** START OF PROVIDED DATA **

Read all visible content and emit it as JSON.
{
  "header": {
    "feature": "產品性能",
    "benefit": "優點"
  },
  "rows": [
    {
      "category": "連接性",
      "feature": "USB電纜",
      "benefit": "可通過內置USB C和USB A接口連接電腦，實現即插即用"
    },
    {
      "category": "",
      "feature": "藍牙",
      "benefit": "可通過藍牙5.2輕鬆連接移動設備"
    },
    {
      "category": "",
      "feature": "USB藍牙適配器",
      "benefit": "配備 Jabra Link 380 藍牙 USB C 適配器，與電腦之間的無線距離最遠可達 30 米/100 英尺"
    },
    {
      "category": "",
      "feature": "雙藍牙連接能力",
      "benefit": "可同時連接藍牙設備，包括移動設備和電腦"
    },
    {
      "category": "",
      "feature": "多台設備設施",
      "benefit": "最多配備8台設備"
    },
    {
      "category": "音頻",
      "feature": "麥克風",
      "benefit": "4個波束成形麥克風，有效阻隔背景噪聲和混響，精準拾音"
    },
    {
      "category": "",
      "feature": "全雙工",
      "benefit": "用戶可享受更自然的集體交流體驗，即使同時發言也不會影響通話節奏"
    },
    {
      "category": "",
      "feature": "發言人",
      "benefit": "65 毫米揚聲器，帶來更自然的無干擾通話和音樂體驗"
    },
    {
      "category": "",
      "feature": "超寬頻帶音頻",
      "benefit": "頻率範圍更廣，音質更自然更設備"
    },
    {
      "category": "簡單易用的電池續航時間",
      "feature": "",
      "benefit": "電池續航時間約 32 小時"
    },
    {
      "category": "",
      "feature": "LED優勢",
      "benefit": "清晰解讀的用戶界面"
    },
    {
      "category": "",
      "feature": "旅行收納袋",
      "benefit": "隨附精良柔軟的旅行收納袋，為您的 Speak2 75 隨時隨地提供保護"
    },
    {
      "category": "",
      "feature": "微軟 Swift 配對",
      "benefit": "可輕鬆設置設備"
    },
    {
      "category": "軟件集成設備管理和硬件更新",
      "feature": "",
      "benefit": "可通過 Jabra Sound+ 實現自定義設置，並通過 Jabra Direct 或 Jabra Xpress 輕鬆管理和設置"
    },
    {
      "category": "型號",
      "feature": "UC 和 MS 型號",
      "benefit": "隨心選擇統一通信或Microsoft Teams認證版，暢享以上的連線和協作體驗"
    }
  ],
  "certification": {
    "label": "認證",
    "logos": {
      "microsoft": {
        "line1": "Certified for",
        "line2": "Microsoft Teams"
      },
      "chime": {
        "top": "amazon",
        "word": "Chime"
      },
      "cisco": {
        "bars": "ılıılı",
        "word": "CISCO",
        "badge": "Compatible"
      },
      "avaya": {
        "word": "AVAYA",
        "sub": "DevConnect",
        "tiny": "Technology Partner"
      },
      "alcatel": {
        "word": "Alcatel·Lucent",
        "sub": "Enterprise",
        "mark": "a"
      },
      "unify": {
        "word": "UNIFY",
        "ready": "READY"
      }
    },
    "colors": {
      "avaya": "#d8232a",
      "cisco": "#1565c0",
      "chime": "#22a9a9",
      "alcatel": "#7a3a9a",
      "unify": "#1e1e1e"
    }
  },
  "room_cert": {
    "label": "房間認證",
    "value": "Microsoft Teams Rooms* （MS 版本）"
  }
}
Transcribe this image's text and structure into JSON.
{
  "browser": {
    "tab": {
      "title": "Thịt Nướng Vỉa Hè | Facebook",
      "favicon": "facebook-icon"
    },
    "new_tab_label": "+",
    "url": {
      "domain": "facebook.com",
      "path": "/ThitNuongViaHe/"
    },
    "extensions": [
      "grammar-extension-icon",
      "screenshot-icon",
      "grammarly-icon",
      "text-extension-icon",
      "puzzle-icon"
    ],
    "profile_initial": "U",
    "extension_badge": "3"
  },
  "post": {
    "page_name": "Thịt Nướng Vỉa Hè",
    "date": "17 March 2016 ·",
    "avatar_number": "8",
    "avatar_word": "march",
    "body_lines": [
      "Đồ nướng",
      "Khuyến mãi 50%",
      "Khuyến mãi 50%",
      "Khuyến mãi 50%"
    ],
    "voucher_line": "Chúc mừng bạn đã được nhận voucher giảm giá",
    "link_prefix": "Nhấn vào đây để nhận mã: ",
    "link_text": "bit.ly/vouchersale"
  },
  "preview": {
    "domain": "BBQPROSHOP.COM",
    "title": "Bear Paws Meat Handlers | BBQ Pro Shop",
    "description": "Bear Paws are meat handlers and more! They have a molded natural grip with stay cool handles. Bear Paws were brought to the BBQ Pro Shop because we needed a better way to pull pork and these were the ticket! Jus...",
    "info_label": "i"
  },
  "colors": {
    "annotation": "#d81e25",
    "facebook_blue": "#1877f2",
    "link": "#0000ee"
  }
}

** END OF PROVIDED DATA **

* _PROBLEM TO WORK ON_
Copy all data exactly, start to finish.

* _FINISHED EXERCISE_
Read all visible content and emit it as JSON.
{
  "header": {
    "feature": "產品性能",
    "benefit": "優點"
  },
  "rows": [
    {
      "category": "連接性",
      "feature": "USB電纜",
      "benefit": "可通過內置USB C和USB A接口連接電腦，實現即插即用"
    },
    {
      "category": "",
      "feature": "藍牙",
      "benefit": "可通過藍牙5.2輕鬆連接移動設備"
    },
    {
      "category": "",
      "feature": "USB藍牙適配器",
      "benefit": "配備 Jabra Link 380 藍牙 USB C 適配器，與電腦之間的無線距離最遠可達 30 米/100 英尺"
    },
    {
      "category": "",
      "feature": "雙藍牙連接能力",
      "benefit": "可同時連接藍牙設備，包括移動設備和電腦"
    },
    {
      "category": "",
      "feature": "多台設備設施",
      "benefit": "最多配備8台設備"
    },
    {
      "category": "音頻",
      "feature": "麥克風",
      "benefit": "4個波束成形麥克風，有效阻隔背景噪聲和混響，精準拾音"
    },
    {
      "category": "",
      "feature": "全雙工",
      "benefit": "用戶可享受更自然的集體交流體驗，即使同時發言也不會影響通話節奏"
    },
    {
      "category": "",
      "feature": "發言人",
      "benefit": "65 毫米揚聲器，帶來更自然的無干擾通話和音樂體驗"
    },
    {
      "category": "",
      "feature": "超寬頻帶音頻",
      "benefit": "頻率範圍更廣，音質更自然更設備"
    },
    {
      "category": "簡單易用的電池續航時間",
      "feature": "",
      "benefit": "電池續航時間約 32 小時"
    },
    {
      "category": "",
      "feature": "LED優勢",
      "benefit": "清晰解讀的用戶界面"
    },
    {
      "category": "",
      "feature": "旅行收納袋",
      "benefit": "隨附精良柔軟的旅行收納袋，為您的 Speak2 75 隨時隨地提供保護"
    },
    {
      "category": "",
      "feature": "微軟 Swift 配對",
      "benefit": "可輕鬆設置設備"
    },
    {
      "category": "軟件集成設備管理和硬件更新",
      "feature": "",
      "benefit": "可通過 Jabra Sound+ 實現自定義設置，並通過 Jabra Direct 或 Jabra Xpress 輕鬆管理和設置"
    },
    {
      "category": "型號",
      "feature": "UC 和 MS 型號",
      "benefit": "隨心選擇統一通信或Microsoft Teams認證版，暢享以上的連線和協作體驗"
    }
  ],
  "certification": {
    "label": "認證",
    "logos": {
      "microsoft": {
        "line1": "Certified for",
        "line2": "Microsoft Teams"
      },
      "chime": {
        "top": "amazon",
        "word": "Chime"
      },
      "cisco": {
        "bars": "ılıılı",
        "word": "CISCO",
        "badge": "Compatible"
      },
      "avaya": {
        "word": "AVAYA",
        "sub": "DevConnect",
        "tiny": "Technology Partner"
      },
      "alcatel": {
        "word": "Alcatel·Lucent",
        "sub": "Enterprise",
        "mark": "a"
      },
      "unify": {
        "word": "UNIFY",
        "ready": "READY"
      }
    },
    "colors": {
      "avaya": "#d8232a",
      "cisco": "#1565c0",
      "chime": "#22a9a9",
      "alcatel": "#7a3a9a",
      "unify": "#1e1e1e"
    }
  },
  "room_cert": {
    "label": "房間認證",
    "value": "Microsoft Teams Rooms* （MS 版本）"
  }
}
Transcribe this image's text and structure into JSON.
{
  "browser": {
    "tab": {
      "title": "Thịt Nướng Vỉa Hè | Facebook",
      "favicon": "facebook-icon"
    },
    "new_tab_label": "+",
    "url": {
      "domain": "facebook.com",
      "path": "/ThitNuongViaHe/"
    },
    "extensions": [
      "grammar-extension-icon",
      "screenshot-icon",
      "grammarly-icon",
      "text-extension-icon",
      "puzzle-icon"
    ],
    "profile_initial": "U",
    "extension_badge": "3"
  },
  "post": {
    "page_name": "Thịt Nướng Vỉa Hè",
    "date": "17 March 2016 ·",
    "avatar_number": "8",
    "avatar_word": "march",
    "body_lines": [
      "Đồ nướng",
      "Khuyến mãi 50%",
      "Khuyến mãi 50%",
      "Khuyến mãi 50%"
    ],
    "voucher_line": "Chúc mừng bạn đã được nhận voucher giảm giá",
    "link_prefix": "Nhấn vào đây để nhận mã: ",
    "link_text": "bit.ly/vouchersale"
  },
  "preview": {
    "domain": "BBQPROSHOP.COM",
    "title": "Bear Paws Meat Handlers | BBQ Pro Shop",
    "description": "Bear Paws are meat handlers and more! They have a molded natural grip with stay cool handles. Bear Paws were brought to the BBQ Pro Shop because we needed a better way to pull pork and these were the ticket! Jus...",
    "info_label": "i"
  },
  "colors": {
    "annotation": "#d81e25",
    "facebook_blue": "#1877f2",
    "link": "#0000ee"
  }
}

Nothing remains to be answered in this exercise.